We also ship Liip-recommended php.ini settings (for developers, not for production) so that we can make sure, that everyone is using the same settings.

If you want to build your own distribution (because you want to host that internally or have different extensions), everything needed to do that is on github. build-entropy-php is the stuff needed to actually build PHP and all the needed extensions and libraries (if you just want your own custom-built php, that's all what you need). php-osx are the scripts needed to build the tar for the package, build the php-osx.liip.ch webpage and upload everything. And the packager is the script needed for downloading and installing the package (written mainly by local.ch and in python)

The php-osx.liip.ch website runs completely on S3. Since Amazon made it possible to host your static website on S3, we can provide such a service without having to run a machine somewhere. As a benefit of this, it will be highly reliable, I just hope the data transfer bill doesn't kill us :) If you want to provide your own package, you don't need S3, it should run on any server which can deliver static pages.

**Information supplied**
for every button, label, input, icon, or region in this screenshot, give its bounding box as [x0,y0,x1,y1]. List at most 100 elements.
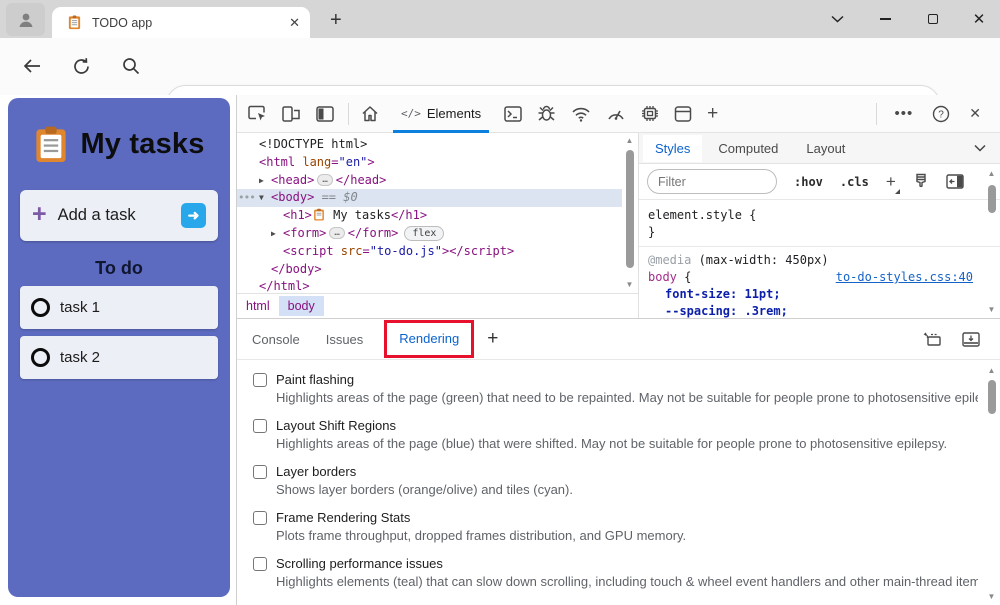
styles-filter-input[interactable] [647,169,777,194]
back-icon[interactable] [22,57,42,75]
dock-side-icon[interactable] [316,106,334,122]
tree-node[interactable]: <!DOCTYPE html> [237,136,622,154]
application-icon[interactable] [674,106,692,122]
network-wifi-icon[interactable] [571,106,591,122]
close-devtools-icon[interactable]: ✕ [969,105,981,122]
element-style-rule[interactable]: element.style { [648,207,991,224]
add-task-label: Add a task [58,206,136,225]
expand-arrow-icon[interactable]: ▶ [259,172,271,190]
task-checkbox[interactable] [31,298,50,317]
tab-elements[interactable]: </> Elements [393,95,489,133]
task-row-1[interactable]: task 1 [20,286,218,329]
chevron-down-icon[interactable] [974,144,986,152]
restore-drawer-icon[interactable] [923,332,942,347]
inspect-element-icon[interactable] [248,105,267,122]
refresh-icon[interactable] [72,57,91,76]
annotation-red-box: Rendering [384,320,474,358]
home-icon[interactable] [361,105,379,122]
tree-node[interactable]: <script src="to-do.js"></script> [237,243,622,261]
device-emulation-icon[interactable] [282,105,301,122]
tab-actions-chevron-icon[interactable] [820,0,854,38]
task-checkbox[interactable] [31,348,50,367]
rule-divider [639,246,1000,247]
close-window-button[interactable]: ✕ [962,0,996,38]
close-drawer-icon[interactable] [962,332,980,347]
option-checkbox[interactable] [253,465,267,479]
memory-chip-icon[interactable] [641,105,659,122]
add-task-field[interactable]: + Add a task ➜ [20,190,218,241]
help-icon[interactable]: ? [932,105,950,123]
tab-console[interactable]: Console [252,332,300,347]
expand-arrow-icon[interactable]: ▼ [259,189,271,207]
browser-tab-todo-app[interactable]: TODO app ✕ [52,7,310,38]
maximize-button[interactable] [916,0,950,38]
tab-issues[interactable]: Issues [326,332,364,347]
debugger-bug-icon[interactable] [537,105,556,122]
tab-title: TODO app [92,16,289,30]
task-row-2[interactable]: task 2 [20,336,218,379]
styles-scrollbar[interactable]: ▲ ▼ [985,169,998,315]
elements-tree: <!DOCTYPE html><html lang="en">▶<head>…<… [237,133,622,293]
class-toggle-button[interactable]: .cls [840,175,869,189]
drawer-scrollbar[interactable]: ▲ ▼ [985,366,998,602]
new-tab-button[interactable]: + [330,9,342,32]
rendering-options-list: Paint flashing Highlights areas of the pa… [237,360,978,605]
tree-node[interactable]: </body> [237,261,622,279]
css-property[interactable]: --spacing: .3rem; [648,303,991,318]
tab-close-icon[interactable]: ✕ [289,15,300,31]
option-description: Highlights areas of the page (blue) that… [276,436,978,451]
todo-app-header: My tasks [8,124,230,164]
code-token-val: "en" [339,155,368,169]
code-token-tag: = [362,244,369,258]
code-token-tag: ></script> [442,244,514,258]
pseudo-state-button[interactable]: :hov [794,175,823,189]
todo-section-heading: To do [8,258,230,279]
tree-node[interactable]: ▶<head>…</head> [237,172,622,190]
option-label[interactable]: Paint flashing [276,372,354,387]
stylesheet-link[interactable]: to-do-styles.css:40 [836,269,973,286]
tab-computed[interactable]: Computed [706,135,790,162]
paint-brush-icon[interactable] [913,173,929,190]
elements-scrollbar[interactable]: ▲ ▼ [623,136,636,290]
search-icon[interactable] [122,57,140,75]
option-label[interactable]: Layout Shift Regions [276,418,396,433]
option-label[interactable]: Layer borders [276,464,356,479]
tab-rendering[interactable]: Rendering [399,331,459,346]
breadcrumb-html[interactable]: html [237,296,279,316]
computed-sidebar-toggle-icon[interactable] [946,174,964,189]
code-token-tag: </body> [271,262,322,276]
more-tools-add-icon[interactable]: + [707,103,718,125]
expand-arrow-icon[interactable]: ▶ [271,225,283,243]
performance-gauge-icon[interactable] [606,106,626,122]
code-token-tag: </h1> [391,208,427,222]
media-query-line: @media (max-width: 450px) [648,252,991,269]
option-checkbox[interactable] [253,557,267,571]
console-icon[interactable] [504,106,522,122]
option-checkbox[interactable] [253,373,267,387]
tab-styles[interactable]: Styles [643,135,702,162]
option-checkbox[interactable] [253,419,267,433]
breadcrumb-body[interactable]: body [279,296,324,316]
submit-task-button[interactable]: ➜ [181,203,206,228]
node-options-dots[interactable]: ••• [238,189,255,207]
option-label[interactable]: Frame Rendering Stats [276,510,410,525]
css-selector[interactable]: body [648,270,677,284]
add-drawer-tab-icon[interactable]: + [487,328,498,350]
minimize-button[interactable] [868,0,902,38]
option-checkbox[interactable] [253,511,267,525]
tree-node[interactable]: <h1> My tasks</h1> [237,207,622,225]
css-property[interactable]: font-size: 11pt; [648,286,991,303]
profile-avatar[interactable] [6,3,45,36]
page-viewport: My tasks + Add a task ➜ To do task 1 tas… [0,95,236,605]
tab-layout[interactable]: Layout [794,135,857,162]
styles-tab-bar: Styles Computed Layout [639,133,1000,164]
tree-node[interactable]: ▶<form>…</form>flex [237,225,622,243]
clipboard-icon [313,208,325,221]
tree-node[interactable]: •••▼<body> == $0 [237,189,622,207]
devtools-more-icon[interactable]: ••• [895,105,914,122]
new-style-rule-icon[interactable]: + [886,172,896,192]
styles-filter-bar: :hov .cls + [639,164,1000,200]
tree-node[interactable]: </html> [237,278,622,293]
tree-node[interactable]: <html lang="en"> [237,154,622,172]
option-label[interactable]: Scrolling performance issues [276,556,443,571]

**What the task requires**
Using the text about the php-osx package, decide whether each statement agrees with it: (a) The php.ini settings that ship with it are meant for production. (b) The packager script was written mainly in Python. (c) Offering your own package requires S3. For each, answer yes or no and quote the deciding words.

**The reply**
(a) No: "for developers, not for production"
(b) Yes: "written mainly by local.ch and in python"
(c) No: "If you want to provide your own package, you don't need S3"